* WHAT IS ASKED: Write out each line exactly as it stands, please.
++++ EXERCISE INPUTS
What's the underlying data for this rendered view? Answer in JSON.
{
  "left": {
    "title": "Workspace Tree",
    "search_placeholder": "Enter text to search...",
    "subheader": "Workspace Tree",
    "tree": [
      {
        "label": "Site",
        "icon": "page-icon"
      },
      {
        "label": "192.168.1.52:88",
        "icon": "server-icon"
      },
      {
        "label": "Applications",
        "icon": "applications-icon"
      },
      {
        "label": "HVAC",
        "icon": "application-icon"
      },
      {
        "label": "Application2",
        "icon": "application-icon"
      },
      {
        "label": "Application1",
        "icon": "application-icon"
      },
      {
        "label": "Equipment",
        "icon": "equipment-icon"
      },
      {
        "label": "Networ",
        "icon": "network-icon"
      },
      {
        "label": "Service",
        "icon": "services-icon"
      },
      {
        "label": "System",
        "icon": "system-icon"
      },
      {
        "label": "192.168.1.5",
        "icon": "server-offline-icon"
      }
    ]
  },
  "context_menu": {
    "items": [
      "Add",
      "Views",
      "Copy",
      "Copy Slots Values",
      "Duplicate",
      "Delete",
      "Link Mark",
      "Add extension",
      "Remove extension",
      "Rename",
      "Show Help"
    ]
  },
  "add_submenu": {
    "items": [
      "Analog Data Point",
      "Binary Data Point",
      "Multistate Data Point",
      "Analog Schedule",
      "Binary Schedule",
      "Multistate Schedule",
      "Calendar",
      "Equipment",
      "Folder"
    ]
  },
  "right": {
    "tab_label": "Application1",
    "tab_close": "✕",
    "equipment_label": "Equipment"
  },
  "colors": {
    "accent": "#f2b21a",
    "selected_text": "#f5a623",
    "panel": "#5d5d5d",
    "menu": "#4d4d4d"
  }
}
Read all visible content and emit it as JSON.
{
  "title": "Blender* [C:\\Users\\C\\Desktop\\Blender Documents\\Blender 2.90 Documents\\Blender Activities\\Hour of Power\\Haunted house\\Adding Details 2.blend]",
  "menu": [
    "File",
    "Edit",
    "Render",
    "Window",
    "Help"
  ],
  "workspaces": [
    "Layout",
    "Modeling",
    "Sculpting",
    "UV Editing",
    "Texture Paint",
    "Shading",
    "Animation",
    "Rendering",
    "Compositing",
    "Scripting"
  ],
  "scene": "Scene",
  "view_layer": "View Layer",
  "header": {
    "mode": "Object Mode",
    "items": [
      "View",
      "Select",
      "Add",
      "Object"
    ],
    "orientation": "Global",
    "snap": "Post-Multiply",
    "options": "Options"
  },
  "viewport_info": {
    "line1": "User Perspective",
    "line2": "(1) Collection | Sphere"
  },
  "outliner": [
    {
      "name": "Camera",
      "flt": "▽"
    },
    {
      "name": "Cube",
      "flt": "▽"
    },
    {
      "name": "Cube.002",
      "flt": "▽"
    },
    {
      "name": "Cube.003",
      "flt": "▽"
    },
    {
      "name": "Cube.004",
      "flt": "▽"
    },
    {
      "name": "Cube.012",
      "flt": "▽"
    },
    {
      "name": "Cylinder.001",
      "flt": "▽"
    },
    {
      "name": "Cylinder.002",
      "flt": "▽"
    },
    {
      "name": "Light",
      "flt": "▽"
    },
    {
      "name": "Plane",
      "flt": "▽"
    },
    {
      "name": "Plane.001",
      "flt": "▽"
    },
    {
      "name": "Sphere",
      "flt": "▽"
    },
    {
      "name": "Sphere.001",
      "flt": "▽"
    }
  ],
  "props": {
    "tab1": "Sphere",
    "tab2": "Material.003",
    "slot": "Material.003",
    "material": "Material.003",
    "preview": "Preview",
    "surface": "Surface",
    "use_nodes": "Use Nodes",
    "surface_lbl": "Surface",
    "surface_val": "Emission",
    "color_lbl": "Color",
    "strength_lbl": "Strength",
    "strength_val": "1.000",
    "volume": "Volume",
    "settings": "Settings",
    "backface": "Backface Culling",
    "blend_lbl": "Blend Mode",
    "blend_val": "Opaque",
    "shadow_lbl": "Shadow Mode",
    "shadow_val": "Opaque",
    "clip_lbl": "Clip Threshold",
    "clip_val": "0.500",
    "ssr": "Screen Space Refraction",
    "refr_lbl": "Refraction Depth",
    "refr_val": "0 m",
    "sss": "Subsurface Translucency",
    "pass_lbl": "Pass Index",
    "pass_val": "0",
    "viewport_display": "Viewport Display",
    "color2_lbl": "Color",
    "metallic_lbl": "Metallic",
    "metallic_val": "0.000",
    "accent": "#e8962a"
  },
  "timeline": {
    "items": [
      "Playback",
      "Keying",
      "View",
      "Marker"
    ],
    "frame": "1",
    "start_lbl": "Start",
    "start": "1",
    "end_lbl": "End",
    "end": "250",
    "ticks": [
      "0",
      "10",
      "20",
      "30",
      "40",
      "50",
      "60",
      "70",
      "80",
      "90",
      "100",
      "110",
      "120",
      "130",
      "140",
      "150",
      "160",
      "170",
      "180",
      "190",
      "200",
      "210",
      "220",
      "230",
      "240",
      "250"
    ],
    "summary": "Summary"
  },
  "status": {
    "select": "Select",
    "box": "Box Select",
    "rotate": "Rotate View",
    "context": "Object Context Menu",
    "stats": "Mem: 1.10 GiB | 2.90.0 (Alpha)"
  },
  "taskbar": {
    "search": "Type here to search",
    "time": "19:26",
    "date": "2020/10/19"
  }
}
++++++++
* RESULT FOR THIS TASK:
What's the underlying data for this rendered view? Answer in JSON.
{
  "left": {
    "title": "Workspace Tree",
    "search_placeholder": "Enter text to search...",
    "subheader": "Workspace Tree",
    "tree": [
      {
        "label": "Site",
        "icon": "page-icon"
      },
      {
        "label": "192.168.1.52:88",
        "icon": "server-icon"
      },
      {
        "label": "Applications",
        "icon": "applications-icon"
      },
      {
        "label": "HVAC",
        "icon": "application-icon"
      },
      {
        "label": "Application2",
        "icon": "application-icon"
      },
      {
        "label": "Application1",
        "icon": "application-icon"
      },
      {
        "label": "Equipment",
        "icon": "equipment-icon"
      },
      {
        "label": "Networ",
        "icon": "network-icon"
      },
      {
        "label": "Service",
        "icon": "services-icon"
      },
      {
        "label": "System",
        "icon": "system-icon"
      },
      {
        "label": "192.168.1.5",
        "icon": "server-offline-icon"
      }
    ]
  },
  "context_menu": {
    "items": [
      "Add",
      "Views",
      "Copy",
      "Copy Slots Values",
      "Duplicate",
      "Delete",
      "Link Mark",
      "Add extension",
      "Remove extension",
      "Rename",
      "Show Help"
    ]
  },
  "add_submenu": {
    "items": [
      "Analog Data Point",
      "Binary Data Point",
      "Multistate Data Point",
      "Analog Schedule",
      "Binary Schedule",
      "Multistate Schedule",
      "Calendar",
      "Equipment",
      "Folder"
    ]
  },
  "right": {
    "tab_label": "Application1",
    "tab_close": "✕",
    "equipment_label": "Equipment"
  },
  "colors": {
    "accent": "#f2b21a",
    "selected_text": "#f5a623",
    "panel": "#5d5d5d",
    "menu": "#4d4d4d"
  }
}
Read all visible content and emit it as JSON.
{
  "title": "Blender* [C:\\Users\\C\\Desktop\\Blender Documents\\Blender 2.90 Documents\\Blender Activities\\Hour of Power\\Haunted house\\Adding Details 2.blend]",
  "menu": [
    "File",
    "Edit",
    "Render",
    "Window",
    "Help"
  ],
  "workspaces": [
    "Layout",
    "Modeling",
    "Sculpting",
    "UV Editing",
    "Texture Paint",
    "Shading",
    "Animation",
    "Rendering",
    "Compositing",
    "Scripting"
  ],
  "scene": "Scene",
  "view_layer": "View Layer",
  "header": {
    "mode": "Object Mode",
    "items": [
      "View",
      "Select",
      "Add",
      "Object"
    ],
    "orientation": "Global",
    "snap": "Post-Multiply",
    "options": "Options"
  },
  "viewport_info": {
    "line1": "User Perspective",
    "line2": "(1) Collection | Sphere"
  },
  "outliner": [
    {
      "name": "Camera",
      "flt": "▽"
    },
    {
      "name": "Cube",
      "flt": "▽"
    },
    {
      "name": "Cube.002",
      "flt": "▽"
    },
    {
      "name": "Cube.003",
      "flt": "▽"
    },
    {
      "name": "Cube.004",
      "flt": "▽"
    },
    {
      "name": "Cube.012",
      "flt": "▽"
    },
    {
      "name": "Cylinder.001",
      "flt": "▽"
    },
    {
      "name": "Cylinder.002",
      "flt": "▽"
    },
    {
      "name": "Light",
      "flt": "▽"
    },
    {
      "name": "Plane",
      "flt": "▽"
    },
    {
      "name": "Plane.001",
      "flt": "▽"
    },
    {
      "name": "Sphere",
      "flt": "▽"
    },
    {
      "name": "Sphere.001",
      "flt": "▽"
    }
  ],
  "props": {
    "tab1": "Sphere",
    "tab2": "Material.003",
    "slot": "Material.003",
    "material": "Material.003",
    "preview": "Preview",
    "surface": "Surface",
    "use_nodes": "Use Nodes",
    "surface_lbl": "Surface",
    "surface_val": "Emission",
    "color_lbl": "Color",
    "strength_lbl": "Strength",
    "strength_val": "1.000",
    "volume": "Volume",
    "settings": "Settings",
    "backface": "Backface Culling",
    "blend_lbl": "Blend Mode",
    "blend_val": "Opaque",
    "shadow_lbl": "Shadow Mode",
    "shadow_val": "Opaque",
    "clip_lbl": "Clip Threshold",
    "clip_val": "0.500",
    "ssr": "Screen Space Refraction",
    "refr_lbl": "Refraction Depth",
    "refr_val": "0 m",
    "sss": "Subsurface Translucency",
    "pass_lbl": "Pass Index",
    "pass_val": "0",
    "viewport_display": "Viewport Display",
    "color2_lbl": "Color",
    "metallic_lbl": "Metallic",
    "metallic_val": "0.000",
    "accent": "#e8962a"
  },
  "timeline": {
    "items": [
      "Playback",
      "Keying",
      "View",
      "Marker"
    ],
    "frame": "1",
    "start_lbl": "Start",
    "start": "1",
    "end_lbl": "End",
    "end": "250",
    "ticks": [
      "0",
      "10",
      "20",
      "30",
      "40",
      "50",
      "60",
      "70",
      "80",
      "90",
      "100",
      "110",
      "120",
      "130",
      "140",
      "150",
      "160",
      "170",
      "180",
      "190",
      "200",
      "210",
      "220",
      "230",
      "240",
      "250"
    ],
    "summary": "Summary"
  },
  "status": {
    "select": "Select",
    "box": "Box Select",
    "rotate": "Rotate View",
    "context": "Object Context Menu",
    "stats": "Mem: 1.10 GiB | 2.90.0 (Alpha)"
  },
  "taskbar": {
    "search": "Type here to search",
    "time": "19:26",
    "date": "2020/10/19"
  }
}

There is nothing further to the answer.